The National Symbols Act will certainly be an essential document for the nation and, particularly, for Cuba’s education system.
The document, still a draft resolution, was submitted in the headquarters of the Cuban Parliament some time ago. In that opportunity, the Historian of the City, Eusebio Leal Spengler pointed out: “we are debating a cultural subject to make our Homeland more real, tangible. (…) National symbols are the utmost feelings mankind may have.”
This legal standard has been discussed in some spaces and it is going to be submitted to Cuba’s members of Parliament in the upcoming months. However, it shall be a paramount tool for the Education sector as it fosters the training and strength of patriotism and moral values in new generations.
CubaSi shares some views collected from the Education sector, aware of the significance this document will have in the routines of educational institutions and the perfect development of the teaching process.
“National symbols are solemn for all the nation. They codify everything regarding the history of a country. A people without national identity and sound patriotic feelings will not be ready to defend its own future and create its own history,” highlighted Osmany Justis Katt, deputy director of Education in Santiago de Cuba, Ph.D. in Educational Sciences, with a Degree in History.

> [EXERCISE SET]
a - Translate this sentence from the text on Cuba's National Symbols Act into Spanish: "National symbols are solemn for all the nation."
b - Transcribe everything from "This legal standard" down to "in new generations." in the text on Cuba's National Symbols Act.
The lines after this text come from a separate source.

> [EXCERPTED RECORDS]
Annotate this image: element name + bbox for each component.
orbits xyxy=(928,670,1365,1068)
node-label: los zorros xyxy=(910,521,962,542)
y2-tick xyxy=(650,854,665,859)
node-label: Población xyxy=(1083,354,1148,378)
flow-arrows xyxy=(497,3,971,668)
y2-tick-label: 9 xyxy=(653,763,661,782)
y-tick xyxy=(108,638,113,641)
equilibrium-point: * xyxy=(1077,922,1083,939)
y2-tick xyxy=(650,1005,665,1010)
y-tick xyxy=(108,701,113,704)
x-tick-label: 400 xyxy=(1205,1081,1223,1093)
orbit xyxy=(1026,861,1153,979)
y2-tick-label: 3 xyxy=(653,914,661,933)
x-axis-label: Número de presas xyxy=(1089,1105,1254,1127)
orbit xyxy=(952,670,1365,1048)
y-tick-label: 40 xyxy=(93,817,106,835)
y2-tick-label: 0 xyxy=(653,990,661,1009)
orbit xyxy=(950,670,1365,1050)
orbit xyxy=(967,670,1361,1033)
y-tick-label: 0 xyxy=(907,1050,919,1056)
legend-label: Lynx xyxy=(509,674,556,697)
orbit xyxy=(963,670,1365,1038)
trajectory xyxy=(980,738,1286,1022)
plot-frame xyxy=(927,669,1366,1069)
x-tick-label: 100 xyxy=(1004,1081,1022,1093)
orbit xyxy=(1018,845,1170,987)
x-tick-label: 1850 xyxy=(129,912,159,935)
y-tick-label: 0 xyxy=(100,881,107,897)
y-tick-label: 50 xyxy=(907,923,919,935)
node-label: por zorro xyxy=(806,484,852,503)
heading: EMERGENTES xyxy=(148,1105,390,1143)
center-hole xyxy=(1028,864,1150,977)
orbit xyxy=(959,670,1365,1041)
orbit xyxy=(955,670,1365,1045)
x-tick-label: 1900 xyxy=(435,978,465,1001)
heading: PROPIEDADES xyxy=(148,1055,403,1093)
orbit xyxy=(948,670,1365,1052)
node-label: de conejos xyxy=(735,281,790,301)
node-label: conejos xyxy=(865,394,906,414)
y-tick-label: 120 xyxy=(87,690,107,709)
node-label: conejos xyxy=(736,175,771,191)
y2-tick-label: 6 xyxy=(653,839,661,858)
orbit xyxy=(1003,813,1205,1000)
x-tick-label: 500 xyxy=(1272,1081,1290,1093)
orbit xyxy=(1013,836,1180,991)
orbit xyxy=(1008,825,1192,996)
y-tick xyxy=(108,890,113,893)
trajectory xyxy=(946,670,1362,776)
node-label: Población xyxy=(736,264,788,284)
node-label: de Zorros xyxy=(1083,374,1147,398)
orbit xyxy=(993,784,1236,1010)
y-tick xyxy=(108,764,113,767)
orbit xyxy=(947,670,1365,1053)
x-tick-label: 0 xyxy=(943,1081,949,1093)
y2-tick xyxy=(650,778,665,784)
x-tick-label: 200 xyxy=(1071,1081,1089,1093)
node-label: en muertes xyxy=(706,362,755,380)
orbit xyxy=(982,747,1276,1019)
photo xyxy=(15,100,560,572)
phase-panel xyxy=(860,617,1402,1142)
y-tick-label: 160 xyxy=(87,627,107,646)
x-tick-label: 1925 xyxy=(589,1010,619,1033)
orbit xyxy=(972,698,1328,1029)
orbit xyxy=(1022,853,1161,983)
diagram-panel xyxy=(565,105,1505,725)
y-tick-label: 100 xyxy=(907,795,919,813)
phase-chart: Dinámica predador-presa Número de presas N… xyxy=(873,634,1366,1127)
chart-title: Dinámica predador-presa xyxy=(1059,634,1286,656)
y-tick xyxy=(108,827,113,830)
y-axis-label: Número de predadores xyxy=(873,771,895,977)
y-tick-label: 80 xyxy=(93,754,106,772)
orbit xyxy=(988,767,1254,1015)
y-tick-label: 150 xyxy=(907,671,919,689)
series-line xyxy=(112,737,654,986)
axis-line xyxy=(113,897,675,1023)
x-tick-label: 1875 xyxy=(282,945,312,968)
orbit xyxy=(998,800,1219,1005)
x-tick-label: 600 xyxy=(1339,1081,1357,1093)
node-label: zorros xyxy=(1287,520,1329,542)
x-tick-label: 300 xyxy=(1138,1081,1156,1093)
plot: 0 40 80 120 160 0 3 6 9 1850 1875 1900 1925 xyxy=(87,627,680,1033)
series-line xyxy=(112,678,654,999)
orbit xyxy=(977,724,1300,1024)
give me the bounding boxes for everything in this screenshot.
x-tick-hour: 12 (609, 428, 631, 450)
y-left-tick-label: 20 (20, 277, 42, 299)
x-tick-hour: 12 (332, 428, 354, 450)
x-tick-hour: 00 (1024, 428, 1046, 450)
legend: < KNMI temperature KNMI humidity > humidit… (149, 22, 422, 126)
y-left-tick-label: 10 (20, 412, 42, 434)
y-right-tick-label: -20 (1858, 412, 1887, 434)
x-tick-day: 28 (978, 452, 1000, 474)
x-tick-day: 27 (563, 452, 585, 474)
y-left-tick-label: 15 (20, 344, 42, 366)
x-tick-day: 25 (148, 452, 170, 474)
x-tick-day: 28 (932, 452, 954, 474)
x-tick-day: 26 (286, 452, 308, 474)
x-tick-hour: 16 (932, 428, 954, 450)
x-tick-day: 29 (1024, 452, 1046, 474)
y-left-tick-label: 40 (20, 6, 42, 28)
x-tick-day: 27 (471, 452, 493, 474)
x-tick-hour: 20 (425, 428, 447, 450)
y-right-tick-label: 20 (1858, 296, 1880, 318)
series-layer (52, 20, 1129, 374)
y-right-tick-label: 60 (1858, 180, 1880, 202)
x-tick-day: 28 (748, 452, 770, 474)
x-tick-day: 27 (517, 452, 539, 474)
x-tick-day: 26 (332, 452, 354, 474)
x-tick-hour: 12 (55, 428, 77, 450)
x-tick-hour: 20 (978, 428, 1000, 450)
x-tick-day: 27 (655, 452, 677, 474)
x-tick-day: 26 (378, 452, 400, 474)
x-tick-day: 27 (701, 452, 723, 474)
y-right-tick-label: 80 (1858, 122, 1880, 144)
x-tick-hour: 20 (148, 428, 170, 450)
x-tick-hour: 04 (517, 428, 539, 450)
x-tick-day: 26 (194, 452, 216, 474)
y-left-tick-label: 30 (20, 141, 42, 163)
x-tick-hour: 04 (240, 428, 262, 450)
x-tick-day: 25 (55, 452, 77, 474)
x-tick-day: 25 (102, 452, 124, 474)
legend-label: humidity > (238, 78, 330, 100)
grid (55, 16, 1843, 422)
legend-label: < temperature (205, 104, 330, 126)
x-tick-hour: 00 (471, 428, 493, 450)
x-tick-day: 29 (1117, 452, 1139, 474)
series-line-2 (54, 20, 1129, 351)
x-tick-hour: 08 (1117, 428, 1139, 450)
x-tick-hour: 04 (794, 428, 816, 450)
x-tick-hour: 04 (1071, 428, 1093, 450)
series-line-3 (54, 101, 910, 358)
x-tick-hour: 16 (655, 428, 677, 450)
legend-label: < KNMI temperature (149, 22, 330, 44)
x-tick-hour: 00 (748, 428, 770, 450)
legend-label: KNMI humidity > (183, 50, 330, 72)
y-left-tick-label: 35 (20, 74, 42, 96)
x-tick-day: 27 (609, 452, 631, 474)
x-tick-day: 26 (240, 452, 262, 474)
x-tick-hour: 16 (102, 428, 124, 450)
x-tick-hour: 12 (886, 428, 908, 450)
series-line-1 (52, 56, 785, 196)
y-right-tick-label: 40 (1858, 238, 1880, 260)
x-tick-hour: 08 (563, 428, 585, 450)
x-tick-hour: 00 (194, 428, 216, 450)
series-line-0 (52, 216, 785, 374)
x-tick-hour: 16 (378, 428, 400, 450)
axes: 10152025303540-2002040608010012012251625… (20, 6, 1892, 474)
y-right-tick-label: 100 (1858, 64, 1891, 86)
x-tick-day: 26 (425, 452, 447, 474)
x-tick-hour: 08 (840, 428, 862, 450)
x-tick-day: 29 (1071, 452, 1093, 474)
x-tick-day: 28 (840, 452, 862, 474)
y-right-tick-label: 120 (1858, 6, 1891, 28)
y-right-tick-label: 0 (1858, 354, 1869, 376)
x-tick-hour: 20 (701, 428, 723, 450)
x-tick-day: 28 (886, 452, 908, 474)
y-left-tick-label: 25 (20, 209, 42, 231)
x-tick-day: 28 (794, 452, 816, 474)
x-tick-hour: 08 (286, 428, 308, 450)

> [ANSWERS PER TASK]
a - Los símbolos nacionales son solemnes para toda la nación.

b -
This legal standard has been discussed in some spaces and it is going to be submitted to Cuba’s members of Parliament in the upcoming months. However, it shall be a paramount tool for the Education sector as it fosters the training and strength of patriotism and moral values in new generations.